### [TO BE DONE]
In the entries below, switch every "Circle shape" to "Disk shape" and leave all other text unchanged.

### [SUPPLIED RECORDS]
============

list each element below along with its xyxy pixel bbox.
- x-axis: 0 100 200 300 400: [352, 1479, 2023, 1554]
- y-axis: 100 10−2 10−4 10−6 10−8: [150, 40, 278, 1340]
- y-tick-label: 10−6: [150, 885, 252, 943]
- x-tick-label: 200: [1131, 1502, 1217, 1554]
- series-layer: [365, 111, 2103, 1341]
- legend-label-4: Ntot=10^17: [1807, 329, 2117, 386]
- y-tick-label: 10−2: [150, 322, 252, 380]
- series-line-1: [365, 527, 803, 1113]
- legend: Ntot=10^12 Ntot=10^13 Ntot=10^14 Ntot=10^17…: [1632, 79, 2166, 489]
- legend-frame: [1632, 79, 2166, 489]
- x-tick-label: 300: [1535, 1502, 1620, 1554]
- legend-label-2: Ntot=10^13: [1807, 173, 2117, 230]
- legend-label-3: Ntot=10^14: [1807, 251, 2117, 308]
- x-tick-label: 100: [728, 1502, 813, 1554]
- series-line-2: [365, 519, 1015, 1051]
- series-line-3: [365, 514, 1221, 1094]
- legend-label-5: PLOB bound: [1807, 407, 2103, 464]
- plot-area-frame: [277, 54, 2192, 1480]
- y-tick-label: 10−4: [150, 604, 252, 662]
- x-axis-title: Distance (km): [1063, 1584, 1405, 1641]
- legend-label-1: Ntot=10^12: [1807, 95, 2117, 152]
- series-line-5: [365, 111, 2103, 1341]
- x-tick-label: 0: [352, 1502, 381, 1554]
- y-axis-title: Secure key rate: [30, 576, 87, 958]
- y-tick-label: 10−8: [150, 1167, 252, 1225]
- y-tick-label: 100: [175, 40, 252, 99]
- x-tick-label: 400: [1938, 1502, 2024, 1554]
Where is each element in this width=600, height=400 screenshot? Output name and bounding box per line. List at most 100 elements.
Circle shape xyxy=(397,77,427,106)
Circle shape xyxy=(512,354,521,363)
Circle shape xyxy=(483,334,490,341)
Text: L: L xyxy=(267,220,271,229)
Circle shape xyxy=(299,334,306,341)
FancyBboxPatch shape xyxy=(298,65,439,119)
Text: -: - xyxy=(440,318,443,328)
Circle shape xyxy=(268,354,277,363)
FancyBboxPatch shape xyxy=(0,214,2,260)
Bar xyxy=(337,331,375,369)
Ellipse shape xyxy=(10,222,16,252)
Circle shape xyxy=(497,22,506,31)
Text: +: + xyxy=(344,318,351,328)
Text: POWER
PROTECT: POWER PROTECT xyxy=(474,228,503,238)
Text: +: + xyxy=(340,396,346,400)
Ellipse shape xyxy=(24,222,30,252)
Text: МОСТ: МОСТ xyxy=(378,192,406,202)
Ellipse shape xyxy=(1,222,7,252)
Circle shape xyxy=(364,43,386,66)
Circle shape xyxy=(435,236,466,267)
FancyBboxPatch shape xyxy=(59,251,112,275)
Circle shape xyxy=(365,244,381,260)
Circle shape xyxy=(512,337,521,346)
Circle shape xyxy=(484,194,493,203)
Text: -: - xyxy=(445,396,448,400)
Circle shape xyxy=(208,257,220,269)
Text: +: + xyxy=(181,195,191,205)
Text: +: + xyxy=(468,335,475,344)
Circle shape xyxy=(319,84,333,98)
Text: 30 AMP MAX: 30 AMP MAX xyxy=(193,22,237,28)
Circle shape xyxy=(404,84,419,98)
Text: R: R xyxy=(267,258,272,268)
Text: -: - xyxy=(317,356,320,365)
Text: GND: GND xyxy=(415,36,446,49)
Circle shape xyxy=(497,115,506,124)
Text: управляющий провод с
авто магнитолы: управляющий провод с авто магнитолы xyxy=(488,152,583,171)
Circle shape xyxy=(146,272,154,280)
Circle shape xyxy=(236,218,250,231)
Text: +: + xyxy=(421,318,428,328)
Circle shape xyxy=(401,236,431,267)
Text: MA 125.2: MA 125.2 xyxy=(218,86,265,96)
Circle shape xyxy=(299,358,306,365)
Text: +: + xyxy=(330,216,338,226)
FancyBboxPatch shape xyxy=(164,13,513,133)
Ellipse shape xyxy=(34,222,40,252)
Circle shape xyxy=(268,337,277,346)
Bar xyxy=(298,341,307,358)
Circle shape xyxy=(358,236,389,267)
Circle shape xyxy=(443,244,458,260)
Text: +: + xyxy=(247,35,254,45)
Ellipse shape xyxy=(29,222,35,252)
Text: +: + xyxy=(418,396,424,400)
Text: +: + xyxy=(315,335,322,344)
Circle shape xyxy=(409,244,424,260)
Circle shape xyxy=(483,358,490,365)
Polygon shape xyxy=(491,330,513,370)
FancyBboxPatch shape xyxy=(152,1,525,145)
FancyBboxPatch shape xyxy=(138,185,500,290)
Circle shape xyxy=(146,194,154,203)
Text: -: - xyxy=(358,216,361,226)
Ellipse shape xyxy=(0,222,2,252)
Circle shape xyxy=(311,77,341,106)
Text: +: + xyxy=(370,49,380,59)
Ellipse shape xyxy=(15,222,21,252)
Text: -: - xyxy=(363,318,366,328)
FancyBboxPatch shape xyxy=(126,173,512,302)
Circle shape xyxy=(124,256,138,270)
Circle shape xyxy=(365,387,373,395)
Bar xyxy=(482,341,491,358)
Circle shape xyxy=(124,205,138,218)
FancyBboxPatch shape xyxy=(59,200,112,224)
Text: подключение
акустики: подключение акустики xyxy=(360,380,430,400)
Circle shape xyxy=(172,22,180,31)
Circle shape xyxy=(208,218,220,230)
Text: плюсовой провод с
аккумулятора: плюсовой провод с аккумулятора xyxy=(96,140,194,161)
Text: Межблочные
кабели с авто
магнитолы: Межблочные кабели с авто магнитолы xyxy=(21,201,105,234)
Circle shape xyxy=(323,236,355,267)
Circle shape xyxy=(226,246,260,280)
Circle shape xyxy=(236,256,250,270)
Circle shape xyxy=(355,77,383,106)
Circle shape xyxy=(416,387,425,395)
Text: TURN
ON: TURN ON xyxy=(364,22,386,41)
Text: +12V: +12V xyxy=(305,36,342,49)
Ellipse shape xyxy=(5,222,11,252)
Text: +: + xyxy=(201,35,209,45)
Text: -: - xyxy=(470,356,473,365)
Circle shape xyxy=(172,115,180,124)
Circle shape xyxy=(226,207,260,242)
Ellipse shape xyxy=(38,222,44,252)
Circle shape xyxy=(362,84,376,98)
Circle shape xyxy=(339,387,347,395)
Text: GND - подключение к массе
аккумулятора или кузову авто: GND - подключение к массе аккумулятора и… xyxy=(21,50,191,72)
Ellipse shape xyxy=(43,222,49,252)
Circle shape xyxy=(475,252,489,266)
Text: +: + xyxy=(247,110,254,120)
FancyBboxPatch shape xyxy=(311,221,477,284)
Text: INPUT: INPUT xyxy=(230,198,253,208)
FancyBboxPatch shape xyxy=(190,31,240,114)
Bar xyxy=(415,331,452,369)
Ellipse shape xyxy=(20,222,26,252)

============

### [FINISHED EXERCISE]
list each element below along with its xyxy pixel bbox.
- x-axis: 0 100 200 300 400: [352, 1479, 2023, 1554]
- y-axis: 100 10−2 10−4 10−6 10−8: [150, 40, 278, 1340]
- y-tick-label: 10−6: [150, 885, 252, 943]
- x-tick-label: 200: [1131, 1502, 1217, 1554]
- series-layer: [365, 111, 2103, 1341]
- legend-label-4: Ntot=10^17: [1807, 329, 2117, 386]
- y-tick-label: 10−2: [150, 322, 252, 380]
- series-line-1: [365, 527, 803, 1113]
- legend: Ntot=10^12 Ntot=10^13 Ntot=10^14 Ntot=10^17…: [1632, 79, 2166, 489]
- legend-frame: [1632, 79, 2166, 489]
- x-tick-label: 300: [1535, 1502, 1620, 1554]
- legend-label-2: Ntot=10^13: [1807, 173, 2117, 230]
- legend-label-3: Ntot=10^14: [1807, 251, 2117, 308]
- x-tick-label: 100: [728, 1502, 813, 1554]
- series-line-2: [365, 519, 1015, 1051]
- series-line-3: [365, 514, 1221, 1094]
- legend-label-5: PLOB bound: [1807, 407, 2103, 464]
- plot-area-frame: [277, 54, 2192, 1480]
- y-tick-label: 10−4: [150, 604, 252, 662]
- x-axis-title: Distance (km): [1063, 1584, 1405, 1641]
- legend-label-1: Ntot=10^12: [1807, 95, 2117, 152]
- series-line-5: [365, 111, 2103, 1341]
- x-tick-label: 0: [352, 1502, 381, 1554]
- y-axis-title: Secure key rate: [30, 576, 87, 958]
- y-tick-label: 10−8: [150, 1167, 252, 1225]
- y-tick-label: 100: [175, 40, 252, 99]
- x-tick-label: 400: [1938, 1502, 2024, 1554]
Where is each element in this width=600, height=400 screenshot? Output name and bounding box per line. List at most 100 elements.
Disk shape xyxy=(397,77,427,106)
Disk shape xyxy=(512,354,521,363)
Disk shape xyxy=(483,334,490,341)
Text: L: L xyxy=(267,220,271,229)
Disk shape xyxy=(299,334,306,341)
FancyBboxPatch shape xyxy=(298,65,439,119)
Text: -: - xyxy=(440,318,443,328)
Disk shape xyxy=(268,354,277,363)
FancyBboxPatch shape xyxy=(0,214,2,260)
Bar xyxy=(337,331,375,369)
Ellipse shape xyxy=(10,222,16,252)
Disk shape xyxy=(497,22,506,31)
Text: +: + xyxy=(344,318,351,328)
Text: POWER
PROTECT: POWER PROTECT xyxy=(474,228,503,238)
Text: +: + xyxy=(340,396,346,400)
Ellipse shape xyxy=(24,222,30,252)
Text: МОСТ: МОСТ xyxy=(378,192,406,202)
Ellipse shape xyxy=(1,222,7,252)
Disk shape xyxy=(364,43,386,66)
Disk shape xyxy=(435,236,466,267)
FancyBboxPatch shape xyxy=(59,251,112,275)
Disk shape xyxy=(365,244,381,260)
Disk shape xyxy=(512,337,521,346)
Disk shape xyxy=(484,194,493,203)
Text: -: - xyxy=(445,396,448,400)
Disk shape xyxy=(208,257,220,269)
Text: +: + xyxy=(181,195,191,205)
Text: +: + xyxy=(468,335,475,344)
Disk shape xyxy=(319,84,333,98)
Text: 30 AMP MAX: 30 AMP MAX xyxy=(193,22,237,28)
Disk shape xyxy=(404,84,419,98)
Text: R: R xyxy=(267,258,272,268)
Text: -: - xyxy=(317,356,320,365)
Text: GND: GND xyxy=(415,36,446,49)
Disk shape xyxy=(497,115,506,124)
Text: управляющий провод с
авто магнитолы: управляющий провод с авто магнитолы xyxy=(488,152,583,171)
Disk shape xyxy=(146,272,154,280)
Disk shape xyxy=(236,218,250,231)
Text: +: + xyxy=(421,318,428,328)
Disk shape xyxy=(401,236,431,267)
Text: MA 125.2: MA 125.2 xyxy=(218,86,265,96)
Disk shape xyxy=(299,358,306,365)
Text: +: + xyxy=(330,216,338,226)
FancyBboxPatch shape xyxy=(164,13,513,133)
Ellipse shape xyxy=(34,222,40,252)
Disk shape xyxy=(268,337,277,346)
Bar xyxy=(298,341,307,358)
Disk shape xyxy=(358,236,389,267)
Disk shape xyxy=(443,244,458,260)
Text: +: + xyxy=(247,35,254,45)
Ellipse shape xyxy=(29,222,35,252)
Text: +: + xyxy=(418,396,424,400)
Text: +: + xyxy=(315,335,322,344)
Disk shape xyxy=(409,244,424,260)
Disk shape xyxy=(483,358,490,365)
Polygon shape xyxy=(491,330,513,370)
FancyBboxPatch shape xyxy=(152,1,525,145)
FancyBboxPatch shape xyxy=(138,185,500,290)
Disk shape xyxy=(146,194,154,203)
Text: -: - xyxy=(358,216,361,226)
Ellipse shape xyxy=(0,222,2,252)
Disk shape xyxy=(311,77,341,106)
Text: +: + xyxy=(370,49,380,59)
Ellipse shape xyxy=(15,222,21,252)
Text: -: - xyxy=(363,318,366,328)
FancyBboxPatch shape xyxy=(126,173,512,302)
Disk shape xyxy=(124,256,138,270)
Disk shape xyxy=(365,387,373,395)
Bar xyxy=(482,341,491,358)
Disk shape xyxy=(124,205,138,218)
FancyBboxPatch shape xyxy=(59,200,112,224)
Text: подключение
акустики: подключение акустики xyxy=(360,380,430,400)
Disk shape xyxy=(172,22,180,31)
Disk shape xyxy=(208,218,220,230)
Text: плюсовой провод с
аккумулятора: плюсовой провод с аккумулятора xyxy=(96,140,194,161)
Text: Межблочные
кабели с авто
магнитолы: Межблочные кабели с авто магнитолы xyxy=(21,201,105,234)
Disk shape xyxy=(323,236,355,267)
Disk shape xyxy=(226,246,260,280)
Disk shape xyxy=(236,256,250,270)
Disk shape xyxy=(355,77,383,106)
Disk shape xyxy=(416,387,425,395)
Text: TURN
ON: TURN ON xyxy=(364,22,386,41)
Text: +12V: +12V xyxy=(305,36,342,49)
Ellipse shape xyxy=(5,222,11,252)
Text: +: + xyxy=(201,35,209,45)
Text: -: - xyxy=(470,356,473,365)
Disk shape xyxy=(172,115,180,124)
Disk shape xyxy=(226,207,260,242)
Ellipse shape xyxy=(38,222,44,252)
Disk shape xyxy=(362,84,376,98)
Disk shape xyxy=(339,387,347,395)
Text: GND - подключение к массе
аккумулятора или кузову авто: GND - подключение к массе аккумулятора и… xyxy=(21,50,191,72)
Ellipse shape xyxy=(43,222,49,252)
Disk shape xyxy=(475,252,489,266)
Text: +: + xyxy=(247,110,254,120)
FancyBboxPatch shape xyxy=(311,221,477,284)
Text: INPUT: INPUT xyxy=(230,198,253,208)
FancyBboxPatch shape xyxy=(190,31,240,114)
Bar xyxy=(415,331,452,369)
Ellipse shape xyxy=(20,222,26,252)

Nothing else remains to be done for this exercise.